Task to complete:
Your answer should be one number: how many lines of the data include the string "name"?

Task material:
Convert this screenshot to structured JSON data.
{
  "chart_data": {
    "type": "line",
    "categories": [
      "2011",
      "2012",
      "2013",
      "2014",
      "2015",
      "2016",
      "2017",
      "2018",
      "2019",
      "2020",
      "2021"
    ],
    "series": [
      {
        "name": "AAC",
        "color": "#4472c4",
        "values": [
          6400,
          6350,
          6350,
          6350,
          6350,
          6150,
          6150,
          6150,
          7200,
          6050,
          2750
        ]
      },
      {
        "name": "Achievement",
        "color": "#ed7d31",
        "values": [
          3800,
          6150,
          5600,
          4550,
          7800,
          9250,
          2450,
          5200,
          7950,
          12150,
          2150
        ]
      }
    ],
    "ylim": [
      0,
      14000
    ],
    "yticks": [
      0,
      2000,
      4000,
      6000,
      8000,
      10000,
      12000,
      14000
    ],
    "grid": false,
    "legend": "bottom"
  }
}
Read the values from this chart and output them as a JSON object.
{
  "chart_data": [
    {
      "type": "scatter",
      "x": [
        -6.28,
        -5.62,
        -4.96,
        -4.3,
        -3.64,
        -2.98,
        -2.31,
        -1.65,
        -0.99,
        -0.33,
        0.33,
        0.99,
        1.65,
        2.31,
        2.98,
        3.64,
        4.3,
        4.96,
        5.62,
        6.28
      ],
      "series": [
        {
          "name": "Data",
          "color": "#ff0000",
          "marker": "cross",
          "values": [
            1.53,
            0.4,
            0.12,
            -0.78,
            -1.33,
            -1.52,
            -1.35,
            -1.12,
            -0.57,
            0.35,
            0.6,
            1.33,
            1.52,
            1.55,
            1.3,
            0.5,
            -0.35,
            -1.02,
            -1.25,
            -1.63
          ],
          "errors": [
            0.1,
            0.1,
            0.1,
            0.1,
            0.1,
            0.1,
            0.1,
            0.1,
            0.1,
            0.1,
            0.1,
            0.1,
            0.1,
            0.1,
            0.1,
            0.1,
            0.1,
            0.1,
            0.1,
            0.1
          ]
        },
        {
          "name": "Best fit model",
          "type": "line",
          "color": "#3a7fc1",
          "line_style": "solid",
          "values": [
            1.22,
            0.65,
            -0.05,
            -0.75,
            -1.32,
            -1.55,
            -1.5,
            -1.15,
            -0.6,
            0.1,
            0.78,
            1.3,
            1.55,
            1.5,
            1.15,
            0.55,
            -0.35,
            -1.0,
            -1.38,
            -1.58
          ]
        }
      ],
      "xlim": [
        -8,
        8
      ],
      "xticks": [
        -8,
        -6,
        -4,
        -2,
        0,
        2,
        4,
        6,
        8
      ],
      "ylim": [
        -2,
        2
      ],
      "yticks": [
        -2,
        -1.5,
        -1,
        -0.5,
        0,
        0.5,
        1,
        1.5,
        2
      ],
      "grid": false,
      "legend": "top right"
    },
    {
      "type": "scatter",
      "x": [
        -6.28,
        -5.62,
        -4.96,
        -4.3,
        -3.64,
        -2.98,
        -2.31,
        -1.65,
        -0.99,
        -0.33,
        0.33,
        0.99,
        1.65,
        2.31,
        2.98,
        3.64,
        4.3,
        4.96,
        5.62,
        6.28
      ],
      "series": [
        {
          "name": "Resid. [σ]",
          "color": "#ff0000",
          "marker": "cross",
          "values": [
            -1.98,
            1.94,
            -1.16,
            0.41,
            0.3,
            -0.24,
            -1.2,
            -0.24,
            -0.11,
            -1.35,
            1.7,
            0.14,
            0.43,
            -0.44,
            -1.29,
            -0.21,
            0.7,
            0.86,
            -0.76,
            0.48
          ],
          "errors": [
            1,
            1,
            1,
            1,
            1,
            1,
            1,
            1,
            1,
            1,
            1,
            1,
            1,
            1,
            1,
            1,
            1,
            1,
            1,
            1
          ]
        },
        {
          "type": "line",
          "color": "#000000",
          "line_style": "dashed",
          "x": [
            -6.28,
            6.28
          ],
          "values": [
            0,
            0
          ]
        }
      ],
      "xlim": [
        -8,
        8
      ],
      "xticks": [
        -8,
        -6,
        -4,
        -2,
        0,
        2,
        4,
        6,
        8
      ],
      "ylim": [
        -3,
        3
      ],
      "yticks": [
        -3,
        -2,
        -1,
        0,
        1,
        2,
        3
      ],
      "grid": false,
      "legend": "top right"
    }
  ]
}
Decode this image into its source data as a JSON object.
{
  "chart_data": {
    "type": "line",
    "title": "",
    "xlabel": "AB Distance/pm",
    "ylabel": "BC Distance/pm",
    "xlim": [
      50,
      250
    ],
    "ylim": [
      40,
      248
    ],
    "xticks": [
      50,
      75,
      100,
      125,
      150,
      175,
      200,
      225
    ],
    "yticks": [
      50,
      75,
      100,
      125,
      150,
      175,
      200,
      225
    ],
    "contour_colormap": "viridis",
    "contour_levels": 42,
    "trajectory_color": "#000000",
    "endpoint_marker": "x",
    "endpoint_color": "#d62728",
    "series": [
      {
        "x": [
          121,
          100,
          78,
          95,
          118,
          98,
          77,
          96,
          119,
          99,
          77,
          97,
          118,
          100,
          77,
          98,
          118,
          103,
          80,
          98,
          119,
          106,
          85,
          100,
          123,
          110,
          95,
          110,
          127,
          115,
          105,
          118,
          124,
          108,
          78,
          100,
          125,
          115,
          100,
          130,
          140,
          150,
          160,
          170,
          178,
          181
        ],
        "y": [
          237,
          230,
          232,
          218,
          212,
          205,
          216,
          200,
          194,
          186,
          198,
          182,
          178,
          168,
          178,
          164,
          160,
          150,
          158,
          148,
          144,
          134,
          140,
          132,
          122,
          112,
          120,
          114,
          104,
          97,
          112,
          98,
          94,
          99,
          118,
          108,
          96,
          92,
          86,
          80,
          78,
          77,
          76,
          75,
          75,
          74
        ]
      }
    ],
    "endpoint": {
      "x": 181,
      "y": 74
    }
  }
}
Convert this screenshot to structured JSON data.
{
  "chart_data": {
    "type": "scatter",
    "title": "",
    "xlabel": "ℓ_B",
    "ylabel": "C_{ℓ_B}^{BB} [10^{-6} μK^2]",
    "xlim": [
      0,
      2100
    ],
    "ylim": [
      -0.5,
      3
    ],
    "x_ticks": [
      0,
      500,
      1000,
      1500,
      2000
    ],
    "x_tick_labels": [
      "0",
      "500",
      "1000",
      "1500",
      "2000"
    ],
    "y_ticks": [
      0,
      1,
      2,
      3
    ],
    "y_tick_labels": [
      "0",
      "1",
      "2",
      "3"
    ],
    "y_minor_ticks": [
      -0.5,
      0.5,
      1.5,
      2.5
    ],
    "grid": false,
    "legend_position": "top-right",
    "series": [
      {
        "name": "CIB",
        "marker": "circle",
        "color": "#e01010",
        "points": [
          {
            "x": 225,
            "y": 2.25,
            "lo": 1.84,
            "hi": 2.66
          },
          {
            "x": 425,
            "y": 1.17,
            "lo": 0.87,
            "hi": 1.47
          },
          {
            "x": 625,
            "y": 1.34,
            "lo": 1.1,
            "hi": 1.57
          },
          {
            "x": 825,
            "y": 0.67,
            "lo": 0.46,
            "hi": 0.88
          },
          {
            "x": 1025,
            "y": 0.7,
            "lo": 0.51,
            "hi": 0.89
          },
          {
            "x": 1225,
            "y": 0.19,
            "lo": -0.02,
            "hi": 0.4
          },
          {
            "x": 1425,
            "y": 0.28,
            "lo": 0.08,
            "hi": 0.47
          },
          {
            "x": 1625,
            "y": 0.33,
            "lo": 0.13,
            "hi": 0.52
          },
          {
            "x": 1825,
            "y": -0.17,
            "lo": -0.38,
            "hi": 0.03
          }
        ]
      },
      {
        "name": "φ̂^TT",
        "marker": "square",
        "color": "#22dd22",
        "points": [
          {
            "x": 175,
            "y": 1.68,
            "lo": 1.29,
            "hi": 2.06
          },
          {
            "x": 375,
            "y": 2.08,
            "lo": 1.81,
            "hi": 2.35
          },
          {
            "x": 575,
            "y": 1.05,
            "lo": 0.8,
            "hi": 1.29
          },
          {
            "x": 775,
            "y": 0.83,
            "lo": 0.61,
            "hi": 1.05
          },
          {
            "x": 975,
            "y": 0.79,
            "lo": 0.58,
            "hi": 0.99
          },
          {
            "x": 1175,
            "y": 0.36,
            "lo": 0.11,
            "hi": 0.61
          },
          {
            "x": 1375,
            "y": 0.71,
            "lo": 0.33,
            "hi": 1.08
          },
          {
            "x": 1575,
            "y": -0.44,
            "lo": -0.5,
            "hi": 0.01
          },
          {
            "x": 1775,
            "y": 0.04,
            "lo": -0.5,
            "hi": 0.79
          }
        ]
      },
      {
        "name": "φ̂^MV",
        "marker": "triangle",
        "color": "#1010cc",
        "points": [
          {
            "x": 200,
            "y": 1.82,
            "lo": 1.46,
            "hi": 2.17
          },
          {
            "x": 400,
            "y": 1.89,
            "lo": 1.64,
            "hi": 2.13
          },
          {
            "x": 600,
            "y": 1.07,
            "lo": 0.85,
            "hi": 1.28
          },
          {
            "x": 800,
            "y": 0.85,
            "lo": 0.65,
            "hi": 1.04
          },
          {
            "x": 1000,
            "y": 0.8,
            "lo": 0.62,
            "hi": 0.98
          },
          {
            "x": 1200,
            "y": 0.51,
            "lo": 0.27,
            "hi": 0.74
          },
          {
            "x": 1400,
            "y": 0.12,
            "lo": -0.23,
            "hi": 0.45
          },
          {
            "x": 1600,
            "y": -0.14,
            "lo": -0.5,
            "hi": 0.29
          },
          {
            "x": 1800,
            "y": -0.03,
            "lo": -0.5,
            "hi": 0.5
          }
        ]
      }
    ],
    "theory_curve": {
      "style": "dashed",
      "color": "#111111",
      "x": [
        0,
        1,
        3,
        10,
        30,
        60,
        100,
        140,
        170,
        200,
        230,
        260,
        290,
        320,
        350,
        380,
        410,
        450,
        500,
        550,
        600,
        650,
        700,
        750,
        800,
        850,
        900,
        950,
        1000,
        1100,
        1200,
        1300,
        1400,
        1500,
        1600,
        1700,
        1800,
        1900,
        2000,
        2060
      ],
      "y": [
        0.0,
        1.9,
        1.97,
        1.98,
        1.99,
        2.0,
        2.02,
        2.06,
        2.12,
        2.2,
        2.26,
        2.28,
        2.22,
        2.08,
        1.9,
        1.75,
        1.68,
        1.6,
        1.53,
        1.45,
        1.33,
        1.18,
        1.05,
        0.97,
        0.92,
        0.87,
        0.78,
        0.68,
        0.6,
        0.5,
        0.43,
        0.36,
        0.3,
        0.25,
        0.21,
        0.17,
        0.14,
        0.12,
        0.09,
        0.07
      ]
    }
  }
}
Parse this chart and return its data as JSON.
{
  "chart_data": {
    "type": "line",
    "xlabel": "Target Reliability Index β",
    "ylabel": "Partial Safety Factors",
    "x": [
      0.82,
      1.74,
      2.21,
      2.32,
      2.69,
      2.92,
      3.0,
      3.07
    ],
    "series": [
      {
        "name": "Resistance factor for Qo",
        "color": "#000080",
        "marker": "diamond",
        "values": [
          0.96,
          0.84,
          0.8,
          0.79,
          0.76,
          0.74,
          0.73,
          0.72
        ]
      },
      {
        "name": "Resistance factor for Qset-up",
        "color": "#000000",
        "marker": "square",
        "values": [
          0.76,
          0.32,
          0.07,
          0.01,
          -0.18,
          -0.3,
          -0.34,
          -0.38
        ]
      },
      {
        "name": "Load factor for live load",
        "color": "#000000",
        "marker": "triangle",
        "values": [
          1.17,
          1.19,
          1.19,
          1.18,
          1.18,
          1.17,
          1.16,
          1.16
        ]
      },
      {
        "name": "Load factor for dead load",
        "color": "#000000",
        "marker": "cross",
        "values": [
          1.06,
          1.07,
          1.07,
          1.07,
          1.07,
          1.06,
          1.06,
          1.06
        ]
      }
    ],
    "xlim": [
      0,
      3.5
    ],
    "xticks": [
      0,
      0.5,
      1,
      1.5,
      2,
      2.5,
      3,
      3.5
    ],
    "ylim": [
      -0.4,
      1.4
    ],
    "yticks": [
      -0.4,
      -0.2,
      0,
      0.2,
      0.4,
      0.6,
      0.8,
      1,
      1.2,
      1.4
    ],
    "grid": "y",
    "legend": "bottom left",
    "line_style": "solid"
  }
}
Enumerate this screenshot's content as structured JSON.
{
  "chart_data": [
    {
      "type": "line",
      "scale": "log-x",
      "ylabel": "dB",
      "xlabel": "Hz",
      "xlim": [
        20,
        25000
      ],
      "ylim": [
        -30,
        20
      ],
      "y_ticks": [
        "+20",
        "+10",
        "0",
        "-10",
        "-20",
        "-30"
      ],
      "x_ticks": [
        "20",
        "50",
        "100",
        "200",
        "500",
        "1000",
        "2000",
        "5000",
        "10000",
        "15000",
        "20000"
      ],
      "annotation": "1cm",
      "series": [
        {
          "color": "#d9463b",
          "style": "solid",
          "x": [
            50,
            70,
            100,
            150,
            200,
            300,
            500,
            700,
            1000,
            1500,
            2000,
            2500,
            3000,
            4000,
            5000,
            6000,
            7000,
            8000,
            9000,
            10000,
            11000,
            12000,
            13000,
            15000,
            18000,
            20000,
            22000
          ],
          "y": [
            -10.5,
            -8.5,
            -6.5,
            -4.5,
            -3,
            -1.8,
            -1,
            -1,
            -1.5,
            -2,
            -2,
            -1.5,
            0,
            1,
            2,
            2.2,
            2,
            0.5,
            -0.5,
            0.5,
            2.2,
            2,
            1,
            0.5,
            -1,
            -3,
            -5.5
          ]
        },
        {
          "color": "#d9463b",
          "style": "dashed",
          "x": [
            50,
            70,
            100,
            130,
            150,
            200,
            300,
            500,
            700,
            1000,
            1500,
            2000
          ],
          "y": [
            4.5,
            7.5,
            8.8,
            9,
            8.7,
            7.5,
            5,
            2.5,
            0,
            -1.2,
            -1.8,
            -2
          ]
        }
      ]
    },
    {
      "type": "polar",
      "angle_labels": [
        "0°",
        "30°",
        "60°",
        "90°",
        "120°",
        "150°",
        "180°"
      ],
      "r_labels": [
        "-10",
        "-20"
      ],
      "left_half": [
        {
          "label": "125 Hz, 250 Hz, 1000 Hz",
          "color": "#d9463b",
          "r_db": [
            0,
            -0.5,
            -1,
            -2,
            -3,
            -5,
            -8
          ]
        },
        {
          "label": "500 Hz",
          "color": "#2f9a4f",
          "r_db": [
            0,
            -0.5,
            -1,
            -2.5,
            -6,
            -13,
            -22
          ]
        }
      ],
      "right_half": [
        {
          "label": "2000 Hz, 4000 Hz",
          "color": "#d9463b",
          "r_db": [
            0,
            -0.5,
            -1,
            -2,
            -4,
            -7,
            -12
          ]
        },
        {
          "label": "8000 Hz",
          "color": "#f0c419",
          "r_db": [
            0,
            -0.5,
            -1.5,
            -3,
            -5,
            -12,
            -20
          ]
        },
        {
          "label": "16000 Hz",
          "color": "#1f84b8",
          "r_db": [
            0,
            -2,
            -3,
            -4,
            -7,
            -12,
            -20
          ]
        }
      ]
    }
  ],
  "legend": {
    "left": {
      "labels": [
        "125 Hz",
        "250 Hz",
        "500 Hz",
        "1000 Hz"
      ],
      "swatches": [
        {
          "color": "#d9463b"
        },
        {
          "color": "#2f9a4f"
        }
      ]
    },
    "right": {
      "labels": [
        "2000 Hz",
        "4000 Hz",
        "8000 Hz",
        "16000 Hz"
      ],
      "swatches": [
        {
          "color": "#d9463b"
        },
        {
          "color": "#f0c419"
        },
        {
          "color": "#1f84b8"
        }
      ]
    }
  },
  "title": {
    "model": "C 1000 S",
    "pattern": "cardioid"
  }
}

Expected answer:
12